■ **EXERCISE TASK**: Return, exactly as they appear, the lines of the data from the one containing "Itemize the components" through the one containing "legend-panel: Records/50km 4", both included. Leave the pictures out of your answer.

■ **RECORDS FOR THE TASK**:
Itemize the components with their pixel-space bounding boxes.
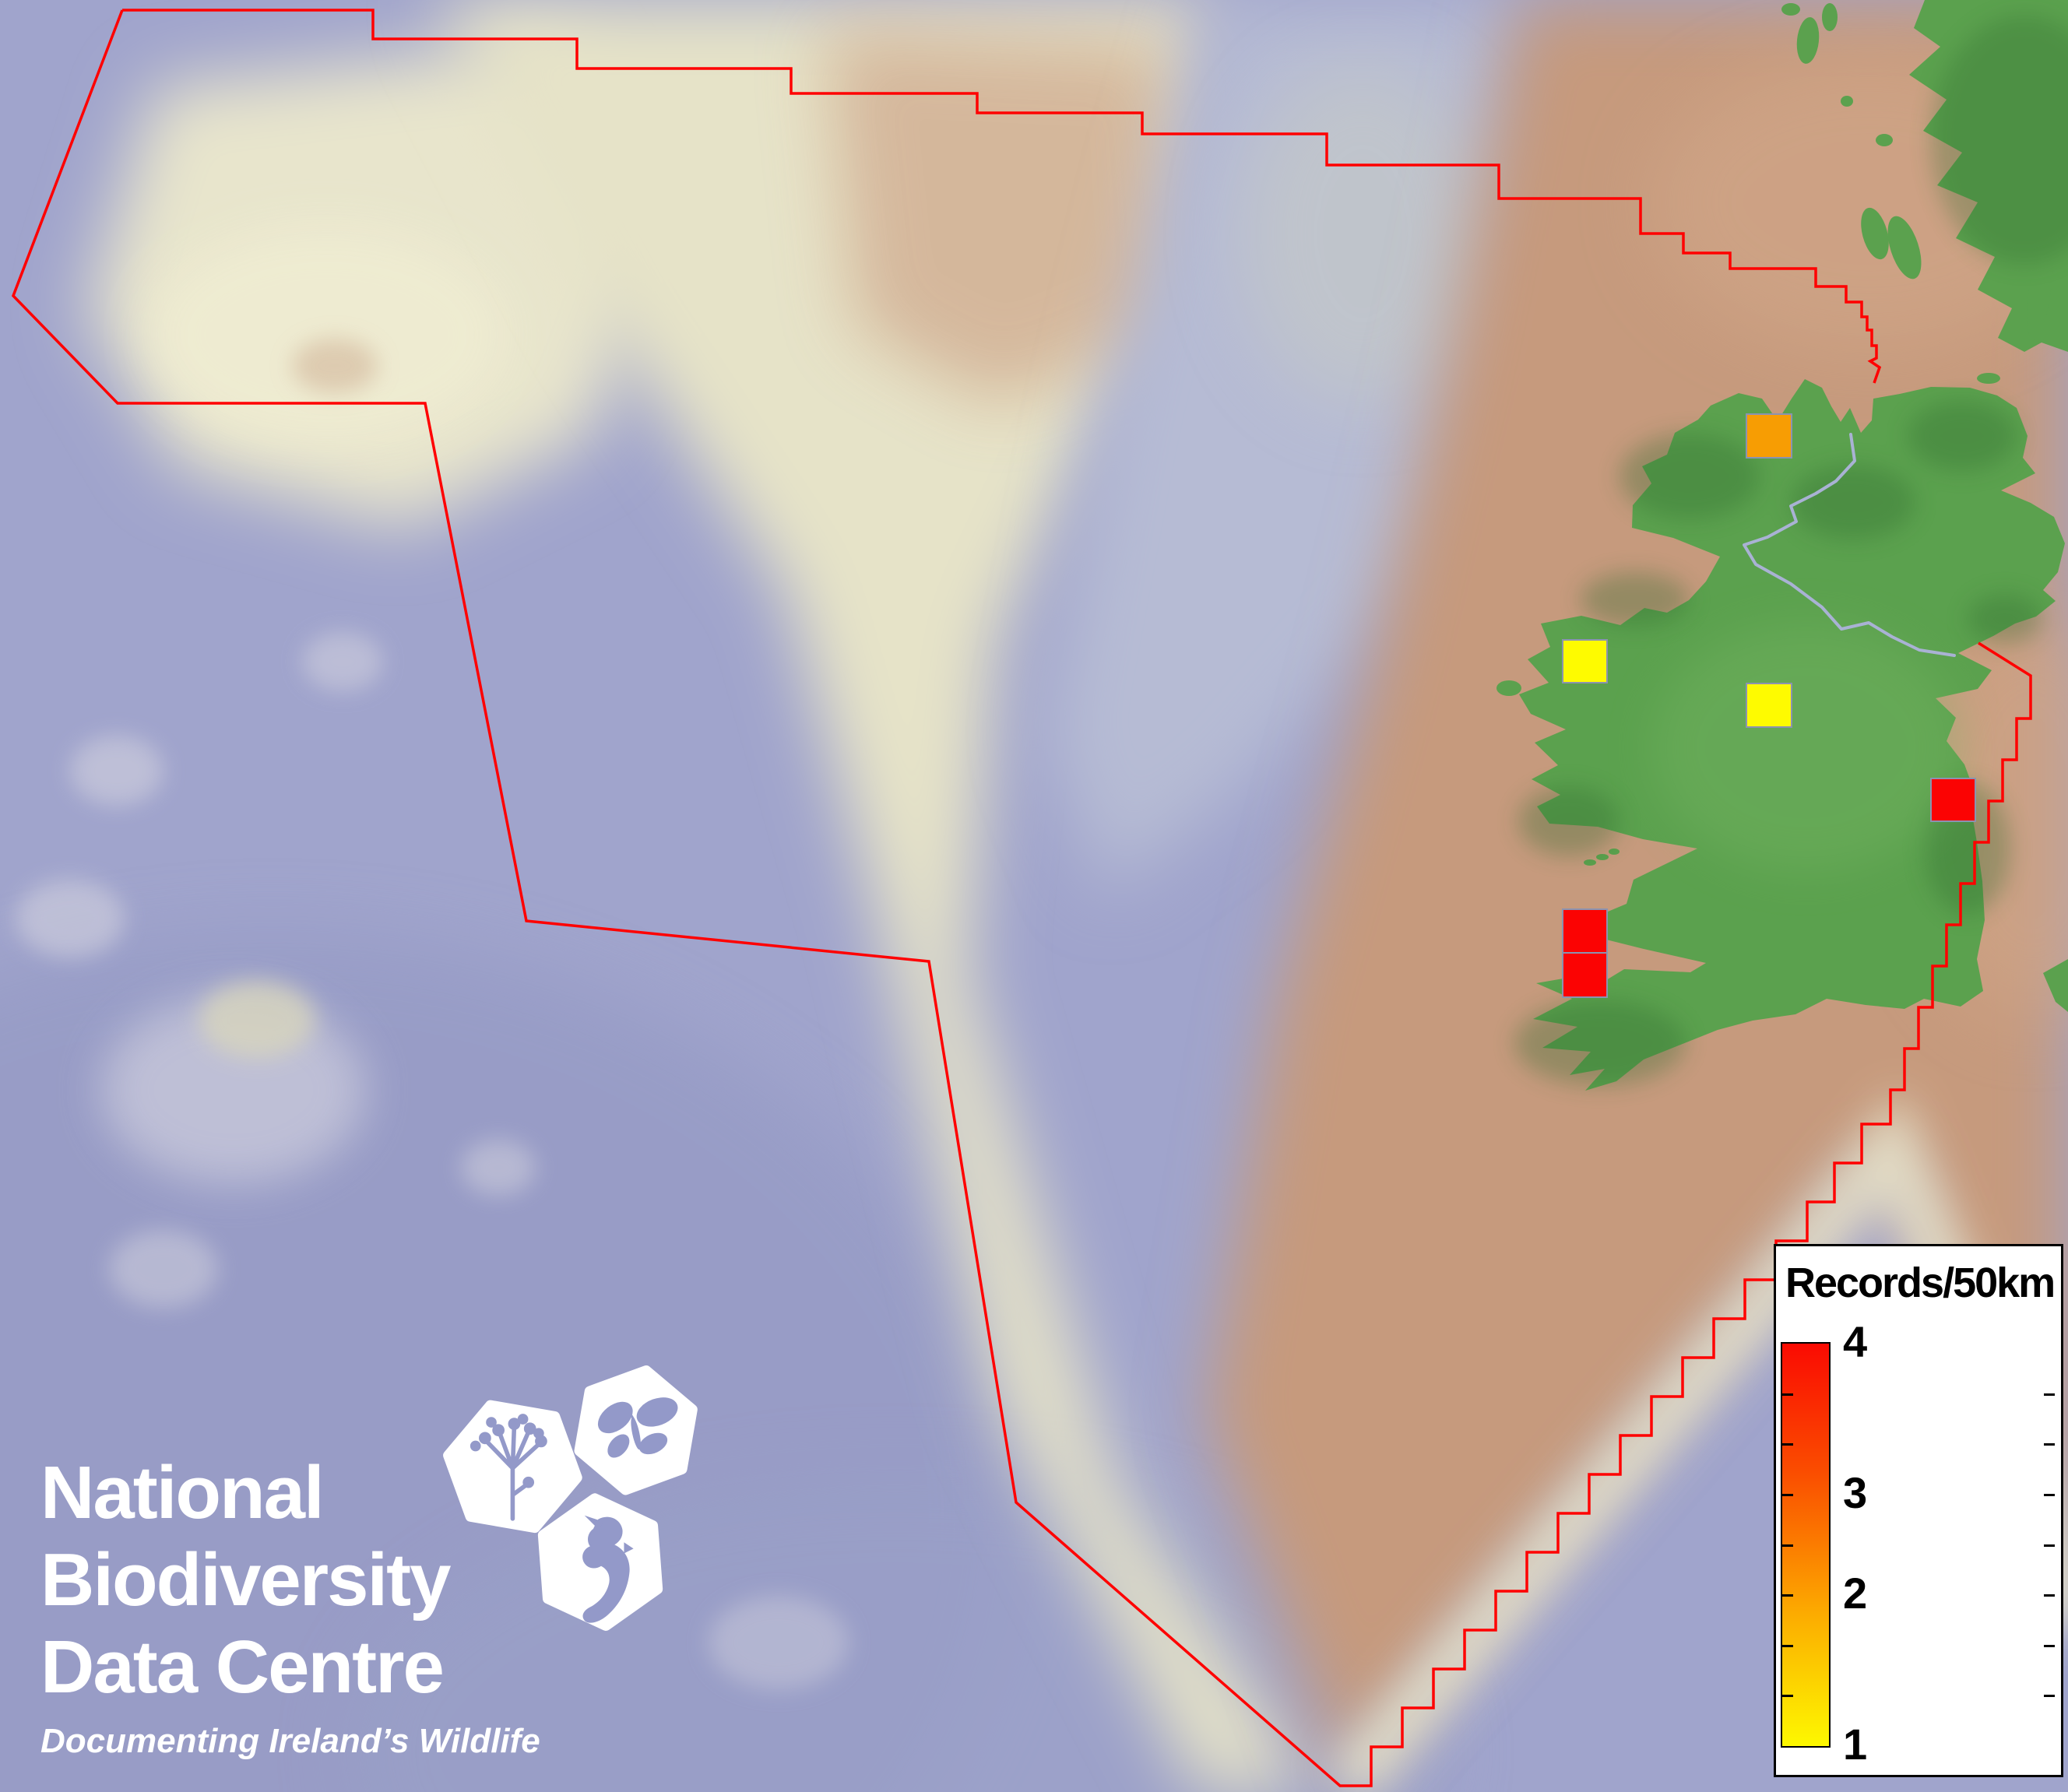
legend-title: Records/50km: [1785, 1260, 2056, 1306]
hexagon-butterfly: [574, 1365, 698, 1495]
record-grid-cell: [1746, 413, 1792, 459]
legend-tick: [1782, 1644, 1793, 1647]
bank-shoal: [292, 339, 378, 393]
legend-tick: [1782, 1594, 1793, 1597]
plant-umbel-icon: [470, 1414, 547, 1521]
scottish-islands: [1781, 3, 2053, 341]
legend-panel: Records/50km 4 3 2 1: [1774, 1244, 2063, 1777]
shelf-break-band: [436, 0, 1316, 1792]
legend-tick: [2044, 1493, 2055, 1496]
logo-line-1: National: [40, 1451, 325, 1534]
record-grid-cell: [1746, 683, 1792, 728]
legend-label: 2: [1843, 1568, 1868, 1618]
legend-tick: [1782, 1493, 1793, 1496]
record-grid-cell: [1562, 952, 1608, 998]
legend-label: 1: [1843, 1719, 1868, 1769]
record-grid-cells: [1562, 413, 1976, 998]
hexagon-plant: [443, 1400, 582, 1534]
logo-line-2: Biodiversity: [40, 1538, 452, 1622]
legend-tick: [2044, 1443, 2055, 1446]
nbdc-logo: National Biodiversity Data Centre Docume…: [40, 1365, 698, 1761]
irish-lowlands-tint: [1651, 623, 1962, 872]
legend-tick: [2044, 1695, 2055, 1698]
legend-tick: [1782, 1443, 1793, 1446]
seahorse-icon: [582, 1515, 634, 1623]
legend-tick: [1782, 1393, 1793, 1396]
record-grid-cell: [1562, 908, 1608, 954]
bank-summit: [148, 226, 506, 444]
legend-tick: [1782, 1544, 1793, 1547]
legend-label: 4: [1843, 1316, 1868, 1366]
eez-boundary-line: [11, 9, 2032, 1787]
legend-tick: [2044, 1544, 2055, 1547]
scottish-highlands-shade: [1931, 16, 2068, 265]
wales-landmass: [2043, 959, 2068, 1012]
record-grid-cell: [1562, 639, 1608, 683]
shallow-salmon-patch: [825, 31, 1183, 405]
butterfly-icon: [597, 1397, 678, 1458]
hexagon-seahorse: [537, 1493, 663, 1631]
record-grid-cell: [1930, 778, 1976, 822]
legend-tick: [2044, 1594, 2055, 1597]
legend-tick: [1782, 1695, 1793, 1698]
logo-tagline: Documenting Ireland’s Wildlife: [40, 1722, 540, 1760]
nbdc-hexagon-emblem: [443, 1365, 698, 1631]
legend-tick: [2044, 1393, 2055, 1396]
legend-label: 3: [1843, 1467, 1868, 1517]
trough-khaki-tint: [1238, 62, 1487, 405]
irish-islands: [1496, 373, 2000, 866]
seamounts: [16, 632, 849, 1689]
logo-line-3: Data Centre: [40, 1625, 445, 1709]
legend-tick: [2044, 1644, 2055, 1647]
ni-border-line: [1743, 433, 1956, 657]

--

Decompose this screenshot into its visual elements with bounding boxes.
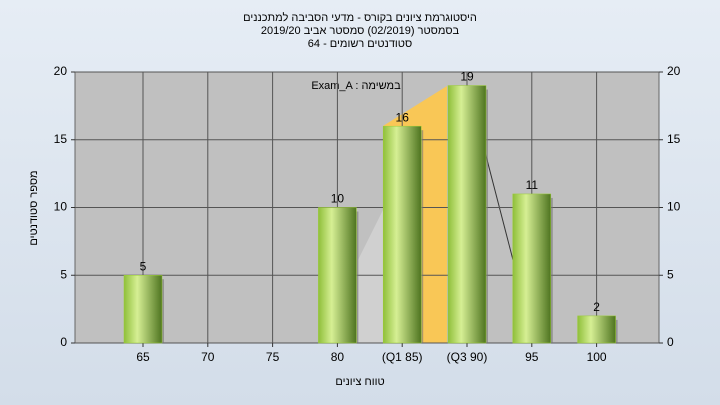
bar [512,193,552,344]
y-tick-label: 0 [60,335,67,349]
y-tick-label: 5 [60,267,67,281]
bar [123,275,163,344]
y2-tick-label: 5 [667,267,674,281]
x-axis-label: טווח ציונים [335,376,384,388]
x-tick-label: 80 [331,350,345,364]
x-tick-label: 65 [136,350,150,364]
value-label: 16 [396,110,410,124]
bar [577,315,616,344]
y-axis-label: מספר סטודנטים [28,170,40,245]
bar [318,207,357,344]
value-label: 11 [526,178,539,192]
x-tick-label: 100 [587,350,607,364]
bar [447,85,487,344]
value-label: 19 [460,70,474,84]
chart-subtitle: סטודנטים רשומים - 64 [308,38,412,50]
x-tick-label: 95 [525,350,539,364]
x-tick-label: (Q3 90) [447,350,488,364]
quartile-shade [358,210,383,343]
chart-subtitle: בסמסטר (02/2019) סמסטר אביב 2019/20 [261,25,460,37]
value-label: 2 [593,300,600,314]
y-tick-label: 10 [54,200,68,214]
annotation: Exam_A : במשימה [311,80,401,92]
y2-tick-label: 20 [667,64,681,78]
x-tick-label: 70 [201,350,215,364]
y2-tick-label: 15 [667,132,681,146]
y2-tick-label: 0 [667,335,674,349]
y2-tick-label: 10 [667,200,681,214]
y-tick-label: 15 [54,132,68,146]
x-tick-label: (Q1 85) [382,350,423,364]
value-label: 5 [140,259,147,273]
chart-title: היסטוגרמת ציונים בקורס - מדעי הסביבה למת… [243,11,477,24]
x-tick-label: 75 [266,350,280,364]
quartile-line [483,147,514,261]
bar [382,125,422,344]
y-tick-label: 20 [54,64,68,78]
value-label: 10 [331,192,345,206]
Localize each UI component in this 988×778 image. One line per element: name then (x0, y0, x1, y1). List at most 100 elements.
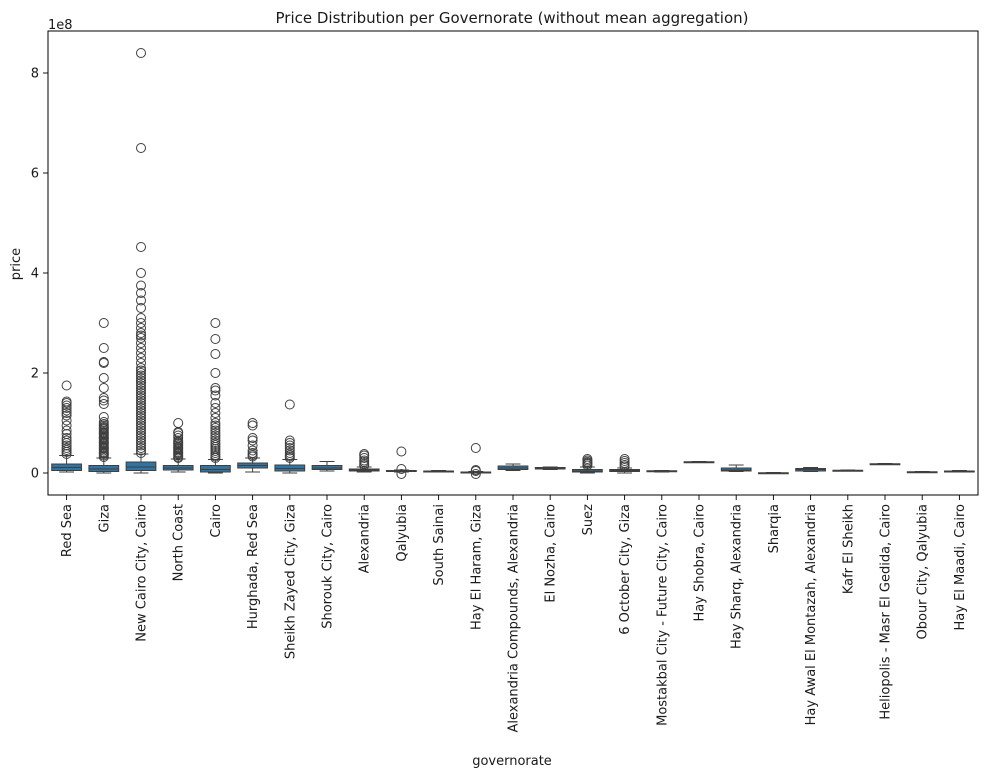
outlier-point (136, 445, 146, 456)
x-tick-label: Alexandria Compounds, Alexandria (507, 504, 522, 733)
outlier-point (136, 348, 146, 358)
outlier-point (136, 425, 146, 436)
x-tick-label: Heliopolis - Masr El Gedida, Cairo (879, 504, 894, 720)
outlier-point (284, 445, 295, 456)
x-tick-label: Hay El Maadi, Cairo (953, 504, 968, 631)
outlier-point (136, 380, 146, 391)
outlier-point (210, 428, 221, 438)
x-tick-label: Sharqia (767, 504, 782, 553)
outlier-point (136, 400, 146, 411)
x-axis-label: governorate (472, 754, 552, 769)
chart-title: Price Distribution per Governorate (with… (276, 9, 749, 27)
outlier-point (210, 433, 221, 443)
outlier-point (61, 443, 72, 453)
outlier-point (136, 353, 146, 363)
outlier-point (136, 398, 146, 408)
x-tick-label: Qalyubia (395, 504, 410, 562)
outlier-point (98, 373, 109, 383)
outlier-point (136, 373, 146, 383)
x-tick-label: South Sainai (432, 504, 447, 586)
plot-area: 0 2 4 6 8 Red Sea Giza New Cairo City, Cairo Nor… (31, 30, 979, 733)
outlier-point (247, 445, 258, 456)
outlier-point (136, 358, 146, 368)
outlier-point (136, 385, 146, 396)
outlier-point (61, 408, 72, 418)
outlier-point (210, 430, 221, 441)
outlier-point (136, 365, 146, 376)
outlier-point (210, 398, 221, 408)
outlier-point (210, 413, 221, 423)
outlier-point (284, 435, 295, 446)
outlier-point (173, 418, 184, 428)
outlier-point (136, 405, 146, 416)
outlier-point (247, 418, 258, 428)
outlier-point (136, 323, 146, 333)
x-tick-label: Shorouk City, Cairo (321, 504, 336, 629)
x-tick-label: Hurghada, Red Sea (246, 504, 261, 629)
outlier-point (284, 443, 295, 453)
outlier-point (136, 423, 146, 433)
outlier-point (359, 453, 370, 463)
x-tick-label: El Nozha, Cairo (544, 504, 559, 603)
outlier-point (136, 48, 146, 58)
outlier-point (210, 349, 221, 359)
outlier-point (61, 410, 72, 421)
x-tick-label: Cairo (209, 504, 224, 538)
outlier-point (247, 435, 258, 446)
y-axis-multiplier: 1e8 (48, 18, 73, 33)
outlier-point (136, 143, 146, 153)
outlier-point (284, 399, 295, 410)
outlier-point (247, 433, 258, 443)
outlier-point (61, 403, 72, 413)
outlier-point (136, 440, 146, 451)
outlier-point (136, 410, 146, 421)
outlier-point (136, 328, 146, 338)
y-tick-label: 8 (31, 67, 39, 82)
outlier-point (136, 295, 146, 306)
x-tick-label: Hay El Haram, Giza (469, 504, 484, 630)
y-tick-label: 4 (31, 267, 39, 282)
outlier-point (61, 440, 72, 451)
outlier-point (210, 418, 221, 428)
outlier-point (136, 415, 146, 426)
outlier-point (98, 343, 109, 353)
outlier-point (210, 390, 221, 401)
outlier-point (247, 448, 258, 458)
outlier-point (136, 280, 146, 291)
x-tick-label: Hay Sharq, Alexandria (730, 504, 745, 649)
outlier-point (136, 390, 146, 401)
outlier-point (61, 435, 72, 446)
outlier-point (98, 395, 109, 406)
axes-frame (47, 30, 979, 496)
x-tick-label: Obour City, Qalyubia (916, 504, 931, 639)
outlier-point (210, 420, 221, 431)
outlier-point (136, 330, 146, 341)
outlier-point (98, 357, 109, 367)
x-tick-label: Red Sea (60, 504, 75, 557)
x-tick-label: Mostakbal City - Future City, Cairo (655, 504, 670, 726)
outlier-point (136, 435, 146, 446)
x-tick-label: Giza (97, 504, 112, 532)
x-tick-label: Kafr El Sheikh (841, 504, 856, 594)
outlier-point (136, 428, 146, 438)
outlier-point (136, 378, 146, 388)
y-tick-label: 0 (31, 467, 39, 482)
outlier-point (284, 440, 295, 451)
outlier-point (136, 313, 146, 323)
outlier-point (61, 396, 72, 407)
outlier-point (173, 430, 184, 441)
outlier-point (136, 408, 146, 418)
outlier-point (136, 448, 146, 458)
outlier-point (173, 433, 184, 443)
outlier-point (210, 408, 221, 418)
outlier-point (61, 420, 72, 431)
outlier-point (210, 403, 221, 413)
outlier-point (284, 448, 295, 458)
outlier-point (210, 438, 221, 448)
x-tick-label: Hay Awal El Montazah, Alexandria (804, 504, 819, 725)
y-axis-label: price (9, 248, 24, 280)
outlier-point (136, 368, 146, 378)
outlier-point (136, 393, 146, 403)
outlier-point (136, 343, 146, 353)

...

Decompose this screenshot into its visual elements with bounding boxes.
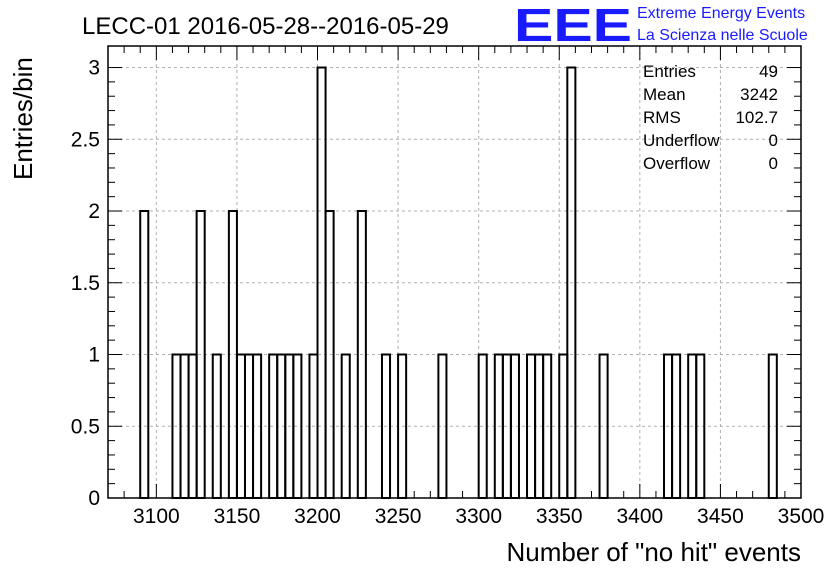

■ **THE ANSWER**:
Itemize the components with their pixel-space bounding boxes.
legend-title: Records/50km: [1785, 1260, 2056, 1306]
hexagon-butterfly: [574, 1365, 698, 1495]
record-grid-cell: [1746, 413, 1792, 459]
legend-tick: [1782, 1644, 1793, 1647]
bank-shoal: [292, 339, 378, 393]
legend-tick: [1782, 1594, 1793, 1597]
plant-umbel-icon: [470, 1414, 547, 1521]
scottish-islands: [1781, 3, 2053, 341]
legend-panel: Records/50km 4 3 2 1: [1774, 1244, 2063, 1777]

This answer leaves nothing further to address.